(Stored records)
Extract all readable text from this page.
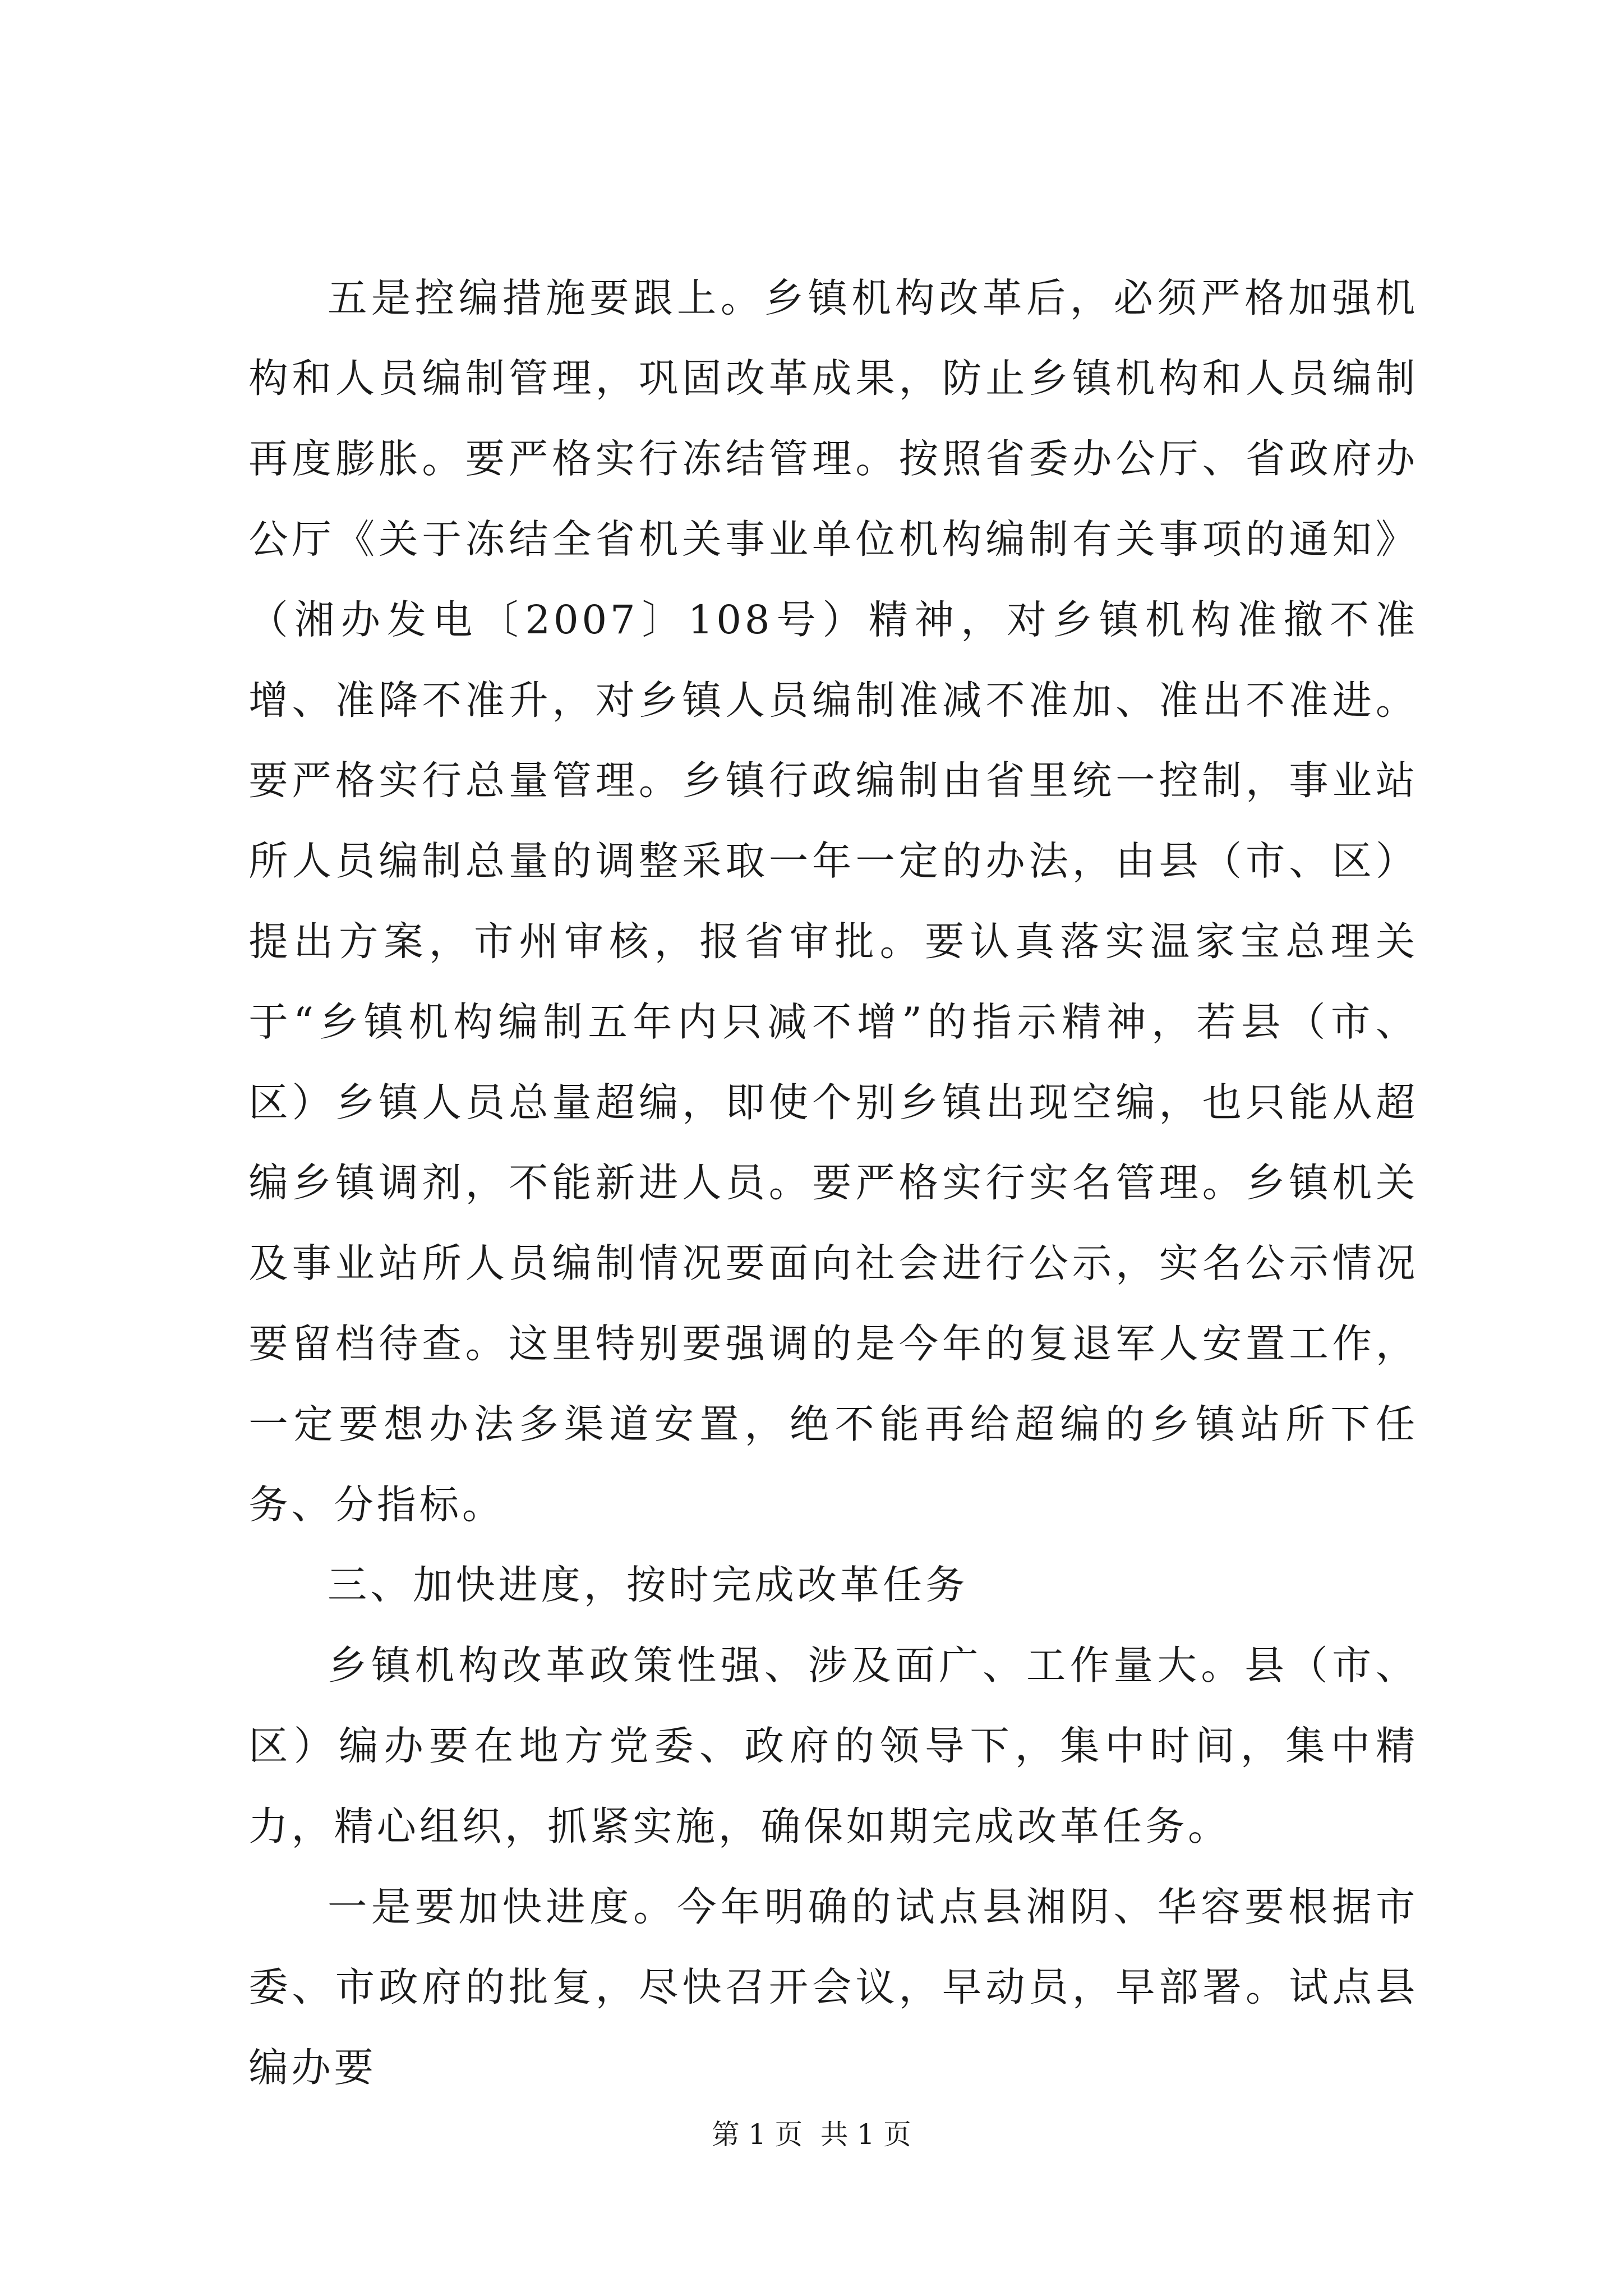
五是控编措施要跟上。乡镇机构改革后，必须严格加强机构和人员编制管理，巩固改革成果，防止乡镇机构和人员编制再度膨胀。要严格实行冻结管理。按照省委办公厅、省政府办公厅《关于冻结全省机关事业单位机构编制有关事项的通知》（湘办发电〔2007〕108号）精神，对乡镇机构准撤不准增、准降不准升，对乡镇人员编制准减不准加、准出不准进。要严格实行总量管理。乡镇行政编制由省里统一控制，事业站所人员编制总量的调整采取一年一定的办法，由县（市、区）提出方案，市州审核，报省审批。要认真落实温家宝总理关于“乡镇机构编制五年内只减不增”的指示精神，若县（市、区）乡镇人员总量超编，即使个别乡镇出现空编，也只能从超编乡镇调剂，不能新进人员。要严格实行实名管理。乡镇机关及事业站所人员编制情况要面向社会进行公示，实名公示情况要留档待查。这里特别要强调的是今年的复退军人安置工作，一定要想办法多渠道安置，绝不能再给超编的乡镇站所下任务、分指标。

三、加快进度，按时完成改革任务

乡镇机构改革政策性强、涉及面广、工作量大。县（市、区）编办要在地方党委、政府的领导下，集中时间，集中精力，精心组织，抓紧实施，确保如期完成改革任务。

一是要加快进度。今年明确的试点县湘阴、华容要根据市委、市政府的批复，尽快召开会议，早动员，早部署。试点县编办要

第 1 页  共 1 页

# Aim of the exercise
Exclude the pictures. Write out the remaining data exactly.

# Reply
Extract all readable text from this page.
五是控编措施要跟上。乡镇机构改革后，必须严格加强机构和人员编制管理，巩固改革成果，防止乡镇机构和人员编制再度膨胀。要严格实行冻结管理。按照省委办公厅、省政府办公厅《关于冻结全省机关事业单位机构编制有关事项的通知》（湘办发电〔2007〕108号）精神，对乡镇机构准撤不准增、准降不准升，对乡镇人员编制准减不准加、准出不准进。要严格实行总量管理。乡镇行政编制由省里统一控制，事业站所人员编制总量的调整采取一年一定的办法，由县（市、区）提出方案，市州审核，报省审批。要认真落实温家宝总理关于“乡镇机构编制五年内只减不增”的指示精神，若县（市、区）乡镇人员总量超编，即使个别乡镇出现空编，也只能从超编乡镇调剂，不能新进人员。要严格实行实名管理。乡镇机关及事业站所人员编制情况要面向社会进行公示，实名公示情况要留档待查。这里特别要强调的是今年的复退军人安置工作，一定要想办法多渠道安置，绝不能再给超编的乡镇站所下任务、分指标。

三、加快进度，按时完成改革任务

乡镇机构改革政策性强、涉及面广、工作量大。县（市、区）编办要在地方党委、政府的领导下，集中时间，集中精力，精心组织，抓紧实施，确保如期完成改革任务。

一是要加快进度。今年明确的试点县湘阴、华容要根据市委、市政府的批复，尽快召开会议，早动员，早部署。试点县编办要

第 1 页  共 1 页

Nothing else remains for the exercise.